**RECORDS FOR THIS EXERCISE:**
---
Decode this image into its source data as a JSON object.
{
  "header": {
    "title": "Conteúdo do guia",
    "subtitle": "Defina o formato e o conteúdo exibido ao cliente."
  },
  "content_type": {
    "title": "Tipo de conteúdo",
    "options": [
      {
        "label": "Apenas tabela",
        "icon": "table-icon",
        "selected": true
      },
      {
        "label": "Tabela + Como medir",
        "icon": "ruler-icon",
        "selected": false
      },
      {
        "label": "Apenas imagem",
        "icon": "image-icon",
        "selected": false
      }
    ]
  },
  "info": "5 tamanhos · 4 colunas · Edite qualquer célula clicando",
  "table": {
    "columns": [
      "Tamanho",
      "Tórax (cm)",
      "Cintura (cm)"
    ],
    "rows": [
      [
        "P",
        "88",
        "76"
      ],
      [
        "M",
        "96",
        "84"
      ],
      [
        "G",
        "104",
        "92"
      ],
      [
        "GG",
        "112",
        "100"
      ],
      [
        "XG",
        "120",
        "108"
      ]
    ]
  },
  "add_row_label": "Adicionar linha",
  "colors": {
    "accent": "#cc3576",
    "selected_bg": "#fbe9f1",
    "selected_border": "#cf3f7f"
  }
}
---
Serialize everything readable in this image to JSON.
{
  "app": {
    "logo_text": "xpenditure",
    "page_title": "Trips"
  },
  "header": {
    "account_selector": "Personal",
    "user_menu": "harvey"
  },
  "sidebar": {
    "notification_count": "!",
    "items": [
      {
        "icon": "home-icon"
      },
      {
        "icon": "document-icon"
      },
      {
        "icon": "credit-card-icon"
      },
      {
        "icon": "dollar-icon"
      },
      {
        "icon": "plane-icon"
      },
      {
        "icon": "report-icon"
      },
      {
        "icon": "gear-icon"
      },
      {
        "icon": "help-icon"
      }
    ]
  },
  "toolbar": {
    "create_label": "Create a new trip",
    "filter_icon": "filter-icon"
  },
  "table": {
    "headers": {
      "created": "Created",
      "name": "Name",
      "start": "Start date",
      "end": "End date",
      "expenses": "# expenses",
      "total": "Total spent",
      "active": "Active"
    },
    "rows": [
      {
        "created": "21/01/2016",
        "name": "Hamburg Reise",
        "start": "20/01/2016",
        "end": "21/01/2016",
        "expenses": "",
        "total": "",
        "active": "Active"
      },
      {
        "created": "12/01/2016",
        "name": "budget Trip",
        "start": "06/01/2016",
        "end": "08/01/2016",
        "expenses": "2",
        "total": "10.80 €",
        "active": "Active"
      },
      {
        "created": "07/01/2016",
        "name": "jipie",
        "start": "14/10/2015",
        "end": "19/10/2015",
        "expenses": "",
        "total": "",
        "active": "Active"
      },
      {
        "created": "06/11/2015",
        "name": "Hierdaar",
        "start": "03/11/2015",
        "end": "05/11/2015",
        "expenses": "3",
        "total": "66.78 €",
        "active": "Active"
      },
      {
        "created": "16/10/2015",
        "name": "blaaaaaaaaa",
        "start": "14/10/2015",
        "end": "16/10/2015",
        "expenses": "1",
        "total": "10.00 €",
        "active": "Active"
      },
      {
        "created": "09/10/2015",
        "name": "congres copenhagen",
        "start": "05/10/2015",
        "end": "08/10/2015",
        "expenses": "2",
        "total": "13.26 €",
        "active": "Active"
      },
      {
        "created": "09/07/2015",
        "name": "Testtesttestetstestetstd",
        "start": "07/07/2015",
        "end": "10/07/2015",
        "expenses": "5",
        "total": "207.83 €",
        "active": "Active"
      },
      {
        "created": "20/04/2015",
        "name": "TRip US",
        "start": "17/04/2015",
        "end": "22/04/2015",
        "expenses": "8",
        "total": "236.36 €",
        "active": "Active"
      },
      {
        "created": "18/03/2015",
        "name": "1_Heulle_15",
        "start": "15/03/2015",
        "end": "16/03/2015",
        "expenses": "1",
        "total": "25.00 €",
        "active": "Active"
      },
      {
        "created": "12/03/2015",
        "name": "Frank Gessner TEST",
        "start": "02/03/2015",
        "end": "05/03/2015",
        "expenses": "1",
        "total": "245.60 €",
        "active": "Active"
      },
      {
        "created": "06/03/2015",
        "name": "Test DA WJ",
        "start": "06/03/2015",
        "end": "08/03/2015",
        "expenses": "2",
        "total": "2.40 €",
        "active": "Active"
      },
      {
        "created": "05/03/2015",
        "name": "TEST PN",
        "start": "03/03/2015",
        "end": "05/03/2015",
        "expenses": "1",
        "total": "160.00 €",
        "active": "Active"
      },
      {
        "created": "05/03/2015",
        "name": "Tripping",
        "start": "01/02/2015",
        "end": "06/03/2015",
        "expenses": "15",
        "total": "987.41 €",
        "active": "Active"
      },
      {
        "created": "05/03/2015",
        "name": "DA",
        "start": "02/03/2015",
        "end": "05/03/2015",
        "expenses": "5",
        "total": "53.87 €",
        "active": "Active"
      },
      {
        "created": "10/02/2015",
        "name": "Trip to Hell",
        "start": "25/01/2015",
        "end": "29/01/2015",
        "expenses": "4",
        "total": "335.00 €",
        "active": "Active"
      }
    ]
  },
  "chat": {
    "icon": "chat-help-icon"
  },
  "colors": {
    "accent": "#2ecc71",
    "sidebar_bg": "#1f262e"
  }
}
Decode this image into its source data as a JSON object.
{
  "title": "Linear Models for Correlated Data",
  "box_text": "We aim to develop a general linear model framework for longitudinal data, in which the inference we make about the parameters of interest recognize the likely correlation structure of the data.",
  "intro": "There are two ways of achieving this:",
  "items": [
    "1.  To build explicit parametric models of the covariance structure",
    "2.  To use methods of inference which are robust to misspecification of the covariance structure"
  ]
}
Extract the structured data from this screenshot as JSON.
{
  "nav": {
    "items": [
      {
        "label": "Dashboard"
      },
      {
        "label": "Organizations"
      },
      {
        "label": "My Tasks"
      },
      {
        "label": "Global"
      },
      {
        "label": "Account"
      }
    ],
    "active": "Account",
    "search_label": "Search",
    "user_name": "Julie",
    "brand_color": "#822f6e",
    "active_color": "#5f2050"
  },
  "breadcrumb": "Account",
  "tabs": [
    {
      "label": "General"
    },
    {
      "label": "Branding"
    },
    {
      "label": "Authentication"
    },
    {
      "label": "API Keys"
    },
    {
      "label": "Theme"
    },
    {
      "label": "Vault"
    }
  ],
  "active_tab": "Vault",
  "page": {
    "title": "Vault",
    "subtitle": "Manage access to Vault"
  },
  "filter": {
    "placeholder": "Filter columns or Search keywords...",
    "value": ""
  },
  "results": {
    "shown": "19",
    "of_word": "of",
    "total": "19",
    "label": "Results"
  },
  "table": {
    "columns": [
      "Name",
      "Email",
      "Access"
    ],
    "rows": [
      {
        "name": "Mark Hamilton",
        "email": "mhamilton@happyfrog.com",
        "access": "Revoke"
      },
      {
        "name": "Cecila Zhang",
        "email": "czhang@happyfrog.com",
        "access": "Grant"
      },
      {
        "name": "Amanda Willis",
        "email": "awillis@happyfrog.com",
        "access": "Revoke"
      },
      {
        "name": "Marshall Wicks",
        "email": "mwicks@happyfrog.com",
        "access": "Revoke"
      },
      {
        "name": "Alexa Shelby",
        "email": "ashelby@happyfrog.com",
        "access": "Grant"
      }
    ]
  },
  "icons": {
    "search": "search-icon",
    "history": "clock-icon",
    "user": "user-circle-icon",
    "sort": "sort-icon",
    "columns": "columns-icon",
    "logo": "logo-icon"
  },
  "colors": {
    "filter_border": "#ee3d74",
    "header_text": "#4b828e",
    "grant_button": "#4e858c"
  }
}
---
**EXERCISE BRIEF:**
Extract all lines that hold the word "happyfrog".

**SOLUTION FOR THIS EXERCISE:**
        "email": "mhamilton@happyfrog.com",
        "email": "czhang@happyfrog.com",
        "email": "awillis@happyfrog.com",
        "email": "mwicks@happyfrog.com",
        "email": "ashelby@happyfrog.com",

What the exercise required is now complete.